__DATA FOR THIS TASK__:
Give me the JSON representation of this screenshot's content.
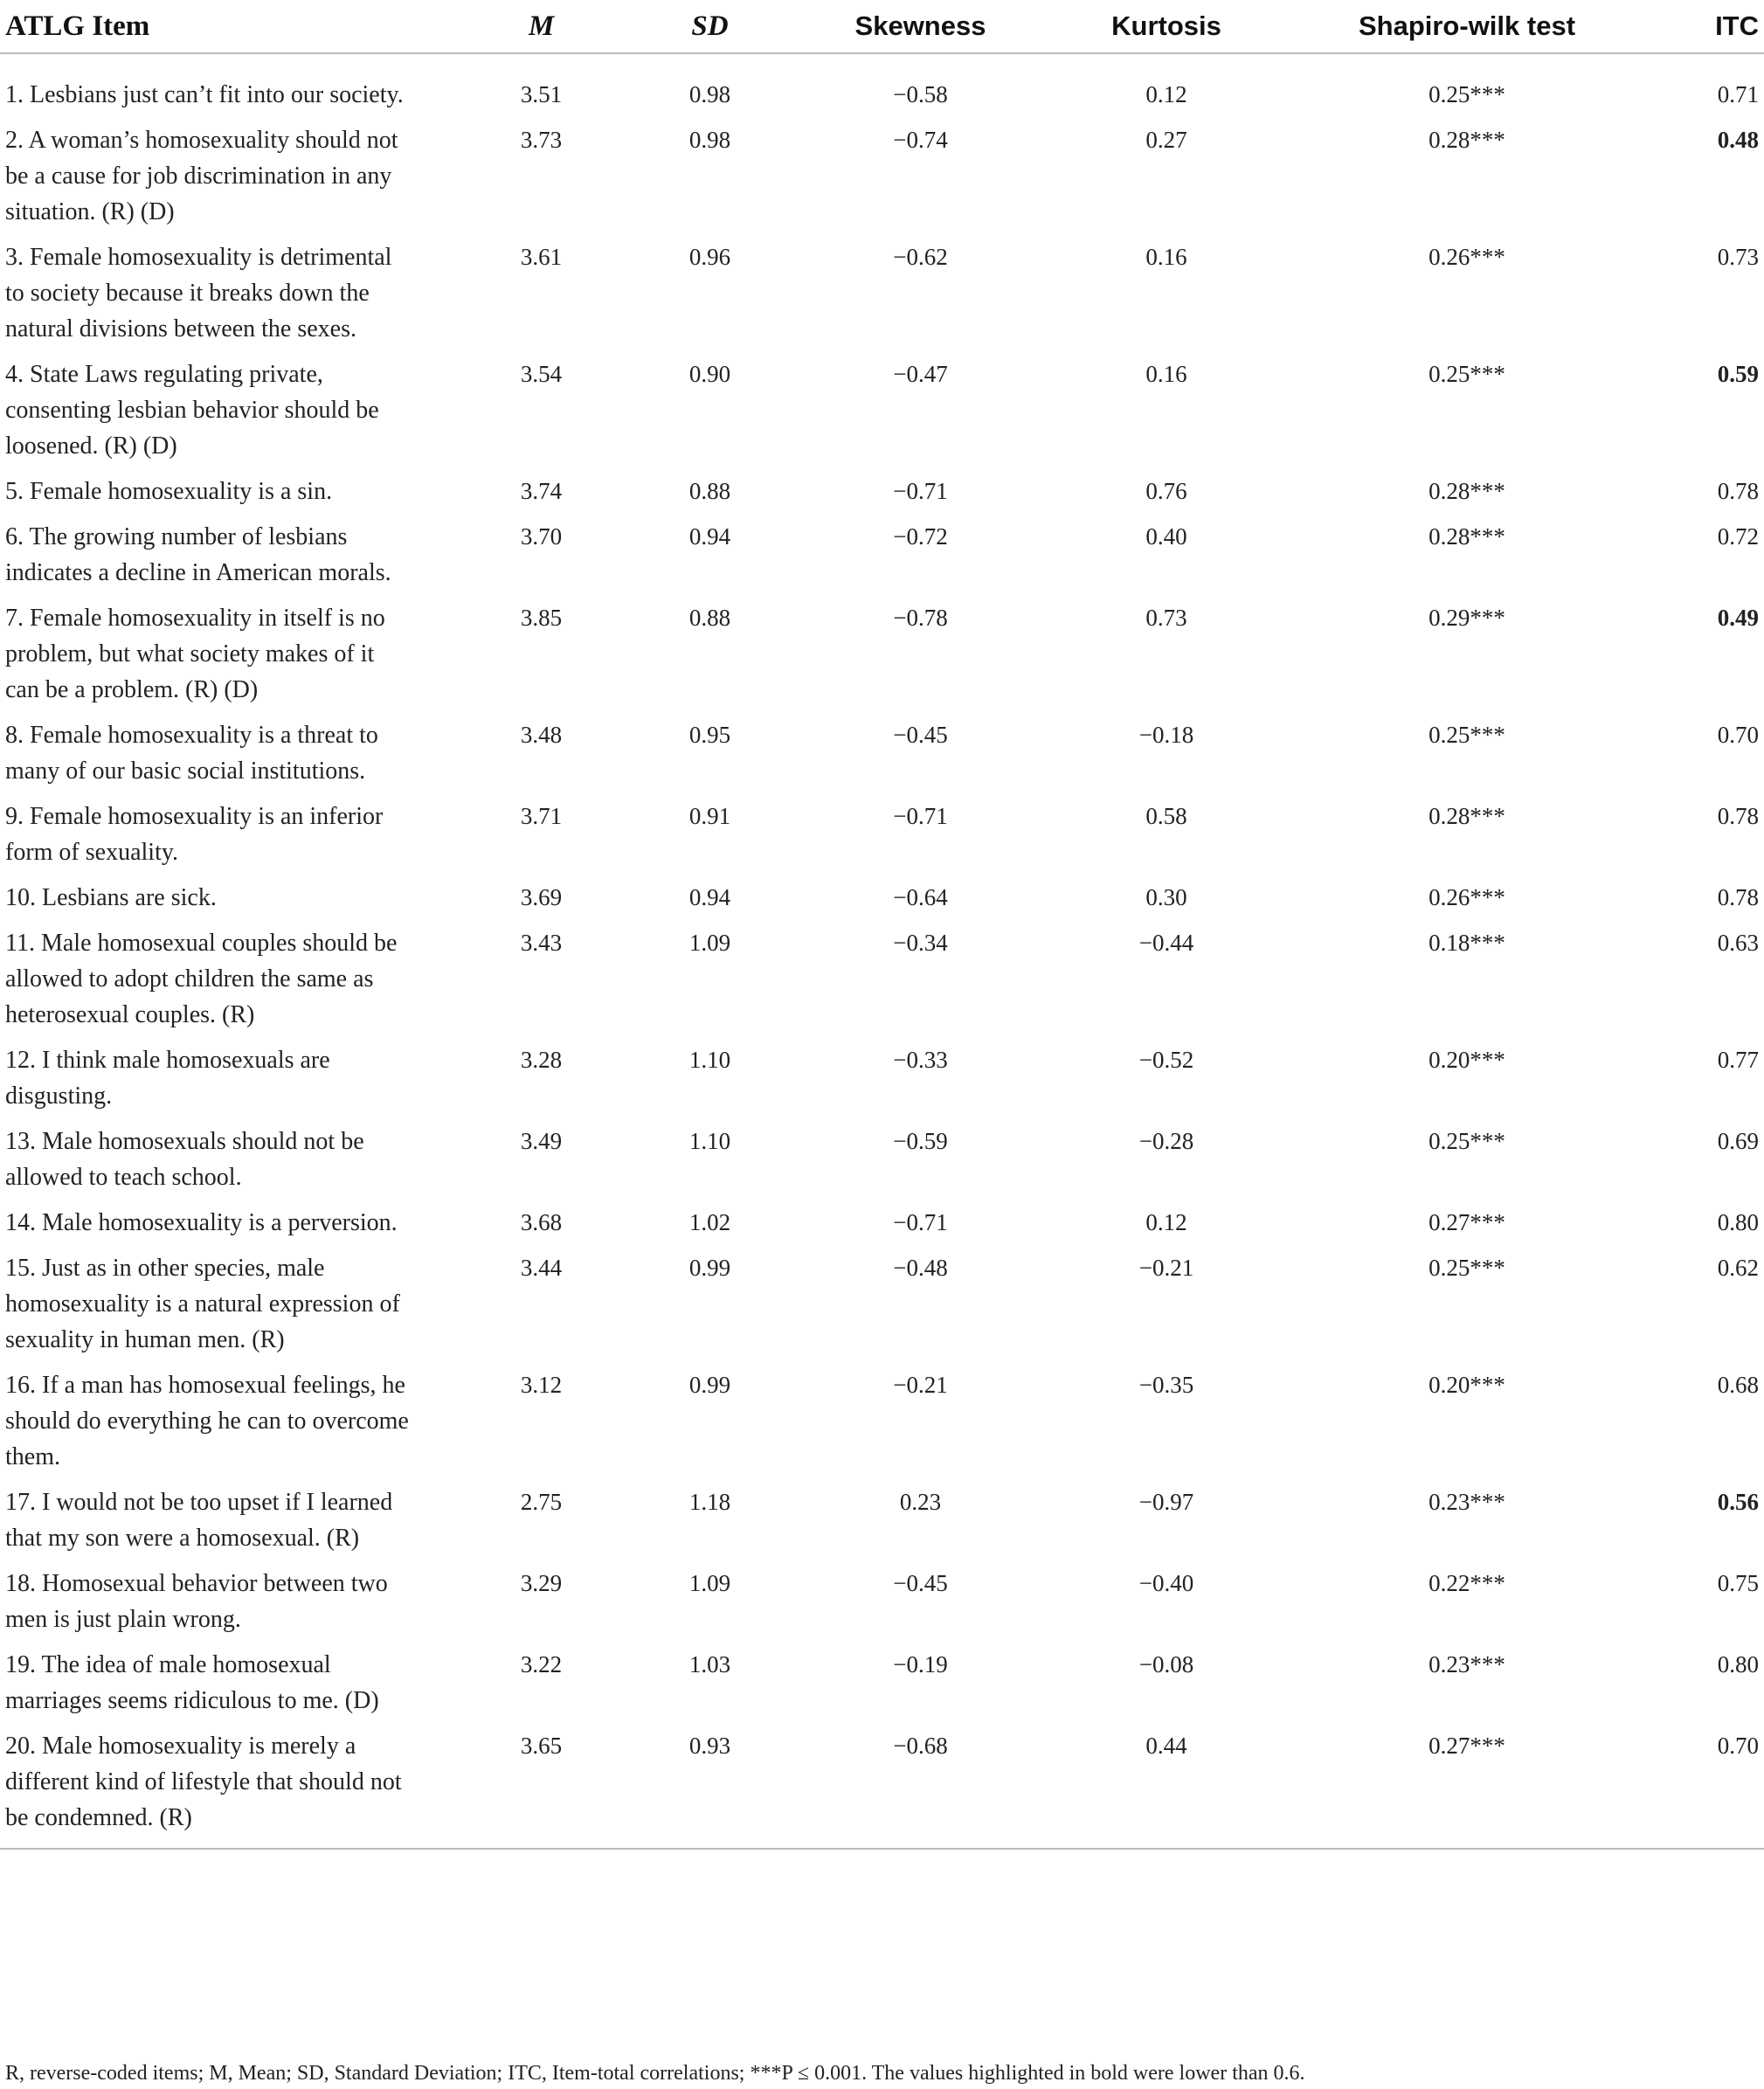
{
  "table": {
    "header": [
      "ATLG Item",
      "M",
      "SD",
      "Skewness",
      "Kurtosis",
      "Shapiro-wilk test",
      "ITC"
    ],
    "rows": [
      [
        "1. Lesbians just can’t fit into our society.",
        "3.51",
        "0.98",
        "−0.58",
        "0.12",
        "0.25***",
        "0.71"
      ],
      [
        "2. A woman’s homosexuality should not be a cause for job discrimination in any situation. (R) (D)",
        "3.73",
        "0.98",
        "−0.74",
        "0.27",
        "0.28***",
        {
          "text": "0.48",
          "bold": true
        }
      ],
      [
        "3. Female homosexuality is detrimental to society because it breaks down the natural divisions between the sexes.",
        "3.61",
        "0.96",
        "−0.62",
        "0.16",
        "0.26***",
        "0.73"
      ],
      [
        "4. State Laws regulating private, consenting lesbian behavior should be loosened. (R) (D)",
        "3.54",
        "0.90",
        "−0.47",
        "0.16",
        "0.25***",
        {
          "text": "0.59",
          "bold": true
        }
      ],
      [
        "5. Female homosexuality is a sin.",
        "3.74",
        "0.88",
        "−0.71",
        "0.76",
        "0.28***",
        "0.78"
      ],
      [
        "6. The growing number of lesbians indicates a decline in American morals.",
        "3.70",
        "0.94",
        "−0.72",
        "0.40",
        "0.28***",
        "0.72"
      ],
      [
        "7. Female homosexuality in itself is no problem, but what society makes of it can be a problem. (R) (D)",
        "3.85",
        "0.88",
        "−0.78",
        "0.73",
        "0.29***",
        {
          "text": "0.49",
          "bold": true
        }
      ],
      [
        "8. Female homosexuality is a threat to many of our basic social institutions.",
        "3.48",
        "0.95",
        "−0.45",
        "−0.18",
        "0.25***",
        "0.70"
      ],
      [
        "9. Female homosexuality is an inferior form of sexuality.",
        "3.71",
        "0.91",
        "−0.71",
        "0.58",
        "0.28***",
        "0.78"
      ],
      [
        "10. Lesbians are sick.",
        "3.69",
        "0.94",
        "−0.64",
        "0.30",
        "0.26***",
        "0.78"
      ],
      [
        "11. Male homosexual couples should be allowed to adopt children the same as heterosexual couples. (R)",
        "3.43",
        "1.09",
        "−0.34",
        "−0.44",
        "0.18***",
        "0.63"
      ],
      [
        "12. I think male homosexuals are disgusting.",
        "3.28",
        "1.10",
        "−0.33",
        "−0.52",
        "0.20***",
        "0.77"
      ],
      [
        "13. Male homosexuals should not be allowed to teach school.",
        "3.49",
        "1.10",
        "−0.59",
        "−0.28",
        "0.25***",
        "0.69"
      ],
      [
        "14. Male homosexuality is a perversion.",
        "3.68",
        "1.02",
        "−0.71",
        "0.12",
        "0.27***",
        "0.80"
      ],
      [
        "15. Just as in other species, male homosexuality is a natural expression of sexuality in human men. (R)",
        "3.44",
        "0.99",
        "−0.48",
        "−0.21",
        "0.25***",
        "0.62"
      ],
      [
        "16. If a man has homosexual feelings, he should do everything he can to overcome them.",
        "3.12",
        "0.99",
        "−0.21",
        "−0.35",
        "0.20***",
        "0.68"
      ],
      [
        "17. I would not be too upset if I learned that my son were a homosexual. (R)",
        "2.75",
        "1.18",
        "0.23",
        "−0.97",
        "0.23***",
        {
          "text": "0.56",
          "bold": true
        }
      ],
      [
        "18. Homosexual behavior between two men is just plain wrong.",
        "3.29",
        "1.09",
        "−0.45",
        "−0.40",
        "0.22***",
        "0.75"
      ],
      [
        "19. The idea of male homosexual marriages seems ridiculous to me. (D)",
        "3.22",
        "1.03",
        "−0.19",
        "−0.08",
        "0.23***",
        "0.80"
      ],
      [
        "20. Male homosexuality is merely a different kind of lifestyle that should not be condemned. (R)",
        "3.65",
        "0.93",
        "−0.68",
        "0.44",
        "0.27***",
        "0.70"
      ]
    ],
    "footnote": "R, reverse-coded items; M, Mean; SD, Standard Deviation; ITC, Item-total correlations; ***P ≤ 0.001. The values highlighted in bold were lower than 0.6."
  }
}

__WORK TO DO__:
Copy all the records above exactly, but leave out the pictures.

__TASK ANSWER__:
Give me the JSON representation of this screenshot's content.
{
  "table": {
    "header": [
      "ATLG Item",
      "M",
      "SD",
      "Skewness",
      "Kurtosis",
      "Shapiro-wilk test",
      "ITC"
    ],
    "rows": [
      [
        "1. Lesbians just can’t fit into our society.",
        "3.51",
        "0.98",
        "−0.58",
        "0.12",
        "0.25***",
        "0.71"
      ],
      [
        "2. A woman’s homosexuality should not be a cause for job discrimination in any situation. (R) (D)",
        "3.73",
        "0.98",
        "−0.74",
        "0.27",
        "0.28***",
        {
          "text": "0.48",
          "bold": true
        }
      ],
      [
        "3. Female homosexuality is detrimental to society because it breaks down the natural divisions between the sexes.",
        "3.61",
        "0.96",
        "−0.62",
        "0.16",
        "0.26***",
        "0.73"
      ],
      [
        "4. State Laws regulating private, consenting lesbian behavior should be loosened. (R) (D)",
        "3.54",
        "0.90",
        "−0.47",
        "0.16",
        "0.25***",
        {
          "text": "0.59",
          "bold": true
        }
      ],
      [
        "5. Female homosexuality is a sin.",
        "3.74",
        "0.88",
        "−0.71",
        "0.76",
        "0.28***",
        "0.78"
      ],
      [
        "6. The growing number of lesbians indicates a decline in American morals.",
        "3.70",
        "0.94",
        "−0.72",
        "0.40",
        "0.28***",
        "0.72"
      ],
      [
        "7. Female homosexuality in itself is no problem, but what society makes of it can be a problem. (R) (D)",
        "3.85",
        "0.88",
        "−0.78",
        "0.73",
        "0.29***",
        {
          "text": "0.49",
          "bold": true
        }
      ],
      [
        "8. Female homosexuality is a threat to many of our basic social institutions.",
        "3.48",
        "0.95",
        "−0.45",
        "−0.18",
        "0.25***",
        "0.70"
      ],
      [
        "9. Female homosexuality is an inferior form of sexuality.",
        "3.71",
        "0.91",
        "−0.71",
        "0.58",
        "0.28***",
        "0.78"
      ],
      [
        "10. Lesbians are sick.",
        "3.69",
        "0.94",
        "−0.64",
        "0.30",
        "0.26***",
        "0.78"
      ],
      [
        "11. Male homosexual couples should be allowed to adopt children the same as heterosexual couples. (R)",
        "3.43",
        "1.09",
        "−0.34",
        "−0.44",
        "0.18***",
        "0.63"
      ],
      [
        "12. I think male homosexuals are disgusting.",
        "3.28",
        "1.10",
        "−0.33",
        "−0.52",
        "0.20***",
        "0.77"
      ],
      [
        "13. Male homosexuals should not be allowed to teach school.",
        "3.49",
        "1.10",
        "−0.59",
        "−0.28",
        "0.25***",
        "0.69"
      ],
      [
        "14. Male homosexuality is a perversion.",
        "3.68",
        "1.02",
        "−0.71",
        "0.12",
        "0.27***",
        "0.80"
      ],
      [
        "15. Just as in other species, male homosexuality is a natural expression of sexuality in human men. (R)",
        "3.44",
        "0.99",
        "−0.48",
        "−0.21",
        "0.25***",
        "0.62"
      ],
      [
        "16. If a man has homosexual feelings, he should do everything he can to overcome them.",
        "3.12",
        "0.99",
        "−0.21",
        "−0.35",
        "0.20***",
        "0.68"
      ],
      [
        "17. I would not be too upset if I learned that my son were a homosexual. (R)",
        "2.75",
        "1.18",
        "0.23",
        "−0.97",
        "0.23***",
        {
          "text": "0.56",
          "bold": true
        }
      ],
      [
        "18. Homosexual behavior between two men is just plain wrong.",
        "3.29",
        "1.09",
        "−0.45",
        "−0.40",
        "0.22***",
        "0.75"
      ],
      [
        "19. The idea of male homosexual marriages seems ridiculous to me. (D)",
        "3.22",
        "1.03",
        "−0.19",
        "−0.08",
        "0.23***",
        "0.80"
      ],
      [
        "20. Male homosexuality is merely a different kind of lifestyle that should not be condemned. (R)",
        "3.65",
        "0.93",
        "−0.68",
        "0.44",
        "0.27***",
        "0.70"
      ]
    ],
    "footnote": "R, reverse-coded items; M, Mean; SD, Standard Deviation; ITC, Item-total correlations; ***P ≤ 0.001. The values highlighted in bold were lower than 0.6."
  }
}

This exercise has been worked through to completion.